> WRITTEN EXERCISE:
Read through the data and count the lines that contain the string "fall"; give only the result.

+++ PROVIDED DATA +++

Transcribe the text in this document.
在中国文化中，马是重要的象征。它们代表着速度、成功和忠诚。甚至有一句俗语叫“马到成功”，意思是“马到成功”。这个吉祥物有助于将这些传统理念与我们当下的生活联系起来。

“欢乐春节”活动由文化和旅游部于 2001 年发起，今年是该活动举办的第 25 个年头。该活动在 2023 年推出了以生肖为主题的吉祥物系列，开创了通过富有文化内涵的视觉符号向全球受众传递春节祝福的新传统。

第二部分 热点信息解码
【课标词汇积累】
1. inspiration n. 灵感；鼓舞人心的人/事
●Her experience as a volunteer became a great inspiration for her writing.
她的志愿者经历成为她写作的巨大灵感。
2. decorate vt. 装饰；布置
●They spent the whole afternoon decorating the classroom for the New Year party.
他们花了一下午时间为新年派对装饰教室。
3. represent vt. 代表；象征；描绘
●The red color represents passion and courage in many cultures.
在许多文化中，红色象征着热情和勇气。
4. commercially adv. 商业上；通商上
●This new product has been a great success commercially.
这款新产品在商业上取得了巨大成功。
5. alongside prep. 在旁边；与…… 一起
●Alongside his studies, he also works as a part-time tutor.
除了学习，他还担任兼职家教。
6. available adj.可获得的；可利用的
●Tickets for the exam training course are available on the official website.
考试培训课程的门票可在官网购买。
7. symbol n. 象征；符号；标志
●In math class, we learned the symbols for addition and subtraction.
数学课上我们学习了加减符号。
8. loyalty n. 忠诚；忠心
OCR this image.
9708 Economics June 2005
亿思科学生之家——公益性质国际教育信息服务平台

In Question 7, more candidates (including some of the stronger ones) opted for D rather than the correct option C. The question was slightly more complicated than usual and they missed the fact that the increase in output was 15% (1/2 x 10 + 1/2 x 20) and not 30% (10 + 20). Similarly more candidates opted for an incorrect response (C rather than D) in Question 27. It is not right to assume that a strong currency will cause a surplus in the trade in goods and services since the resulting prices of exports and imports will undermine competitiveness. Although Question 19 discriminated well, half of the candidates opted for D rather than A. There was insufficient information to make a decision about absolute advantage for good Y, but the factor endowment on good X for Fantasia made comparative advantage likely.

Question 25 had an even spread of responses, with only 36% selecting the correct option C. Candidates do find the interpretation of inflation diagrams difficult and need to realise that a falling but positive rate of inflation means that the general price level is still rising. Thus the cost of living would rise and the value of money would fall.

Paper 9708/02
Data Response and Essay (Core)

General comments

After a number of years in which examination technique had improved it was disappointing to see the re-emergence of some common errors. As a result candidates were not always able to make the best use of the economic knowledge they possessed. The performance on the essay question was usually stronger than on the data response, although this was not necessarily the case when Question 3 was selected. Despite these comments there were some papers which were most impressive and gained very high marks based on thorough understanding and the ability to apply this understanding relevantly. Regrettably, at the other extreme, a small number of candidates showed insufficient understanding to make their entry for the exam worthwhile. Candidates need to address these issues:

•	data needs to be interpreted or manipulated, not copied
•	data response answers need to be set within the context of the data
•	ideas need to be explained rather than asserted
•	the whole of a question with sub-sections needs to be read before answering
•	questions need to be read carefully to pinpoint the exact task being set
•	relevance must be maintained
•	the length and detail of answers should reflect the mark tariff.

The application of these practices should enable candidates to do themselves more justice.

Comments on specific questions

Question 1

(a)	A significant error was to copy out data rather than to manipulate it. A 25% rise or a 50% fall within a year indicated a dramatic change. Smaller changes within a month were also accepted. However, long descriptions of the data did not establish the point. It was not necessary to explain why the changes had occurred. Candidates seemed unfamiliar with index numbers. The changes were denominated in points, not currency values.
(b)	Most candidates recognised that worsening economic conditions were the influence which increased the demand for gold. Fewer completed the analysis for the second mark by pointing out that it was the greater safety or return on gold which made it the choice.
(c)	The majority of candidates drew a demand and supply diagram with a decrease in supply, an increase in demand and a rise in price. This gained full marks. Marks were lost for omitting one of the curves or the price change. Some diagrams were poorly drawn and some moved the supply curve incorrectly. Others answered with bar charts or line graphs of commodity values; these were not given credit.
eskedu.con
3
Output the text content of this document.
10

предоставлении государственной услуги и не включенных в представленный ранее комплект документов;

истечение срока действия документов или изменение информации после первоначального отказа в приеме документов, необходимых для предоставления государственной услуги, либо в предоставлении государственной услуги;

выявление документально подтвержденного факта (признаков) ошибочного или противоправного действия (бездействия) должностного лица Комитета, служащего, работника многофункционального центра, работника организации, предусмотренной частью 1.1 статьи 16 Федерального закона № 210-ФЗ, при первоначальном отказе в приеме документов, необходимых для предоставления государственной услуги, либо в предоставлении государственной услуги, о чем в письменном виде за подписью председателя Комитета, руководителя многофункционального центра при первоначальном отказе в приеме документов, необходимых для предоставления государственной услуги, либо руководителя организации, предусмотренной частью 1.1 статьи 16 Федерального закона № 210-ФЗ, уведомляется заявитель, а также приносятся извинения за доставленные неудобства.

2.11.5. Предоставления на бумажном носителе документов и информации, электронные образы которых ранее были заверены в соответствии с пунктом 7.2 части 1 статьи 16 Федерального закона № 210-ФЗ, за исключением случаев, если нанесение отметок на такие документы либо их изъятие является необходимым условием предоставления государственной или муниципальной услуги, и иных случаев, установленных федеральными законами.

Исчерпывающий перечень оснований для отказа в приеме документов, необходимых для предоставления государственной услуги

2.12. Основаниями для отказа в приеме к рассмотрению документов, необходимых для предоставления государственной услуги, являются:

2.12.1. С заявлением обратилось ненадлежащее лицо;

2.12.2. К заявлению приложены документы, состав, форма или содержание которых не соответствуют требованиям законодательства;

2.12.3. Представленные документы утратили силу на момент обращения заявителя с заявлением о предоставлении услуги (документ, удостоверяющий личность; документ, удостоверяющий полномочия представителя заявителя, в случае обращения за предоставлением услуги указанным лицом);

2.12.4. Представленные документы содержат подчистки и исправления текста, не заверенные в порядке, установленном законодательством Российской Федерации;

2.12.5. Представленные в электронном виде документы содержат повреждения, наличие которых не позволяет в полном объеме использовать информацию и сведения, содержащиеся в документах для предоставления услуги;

+++

> RESPONSE FOR THIS EXERCISE:
2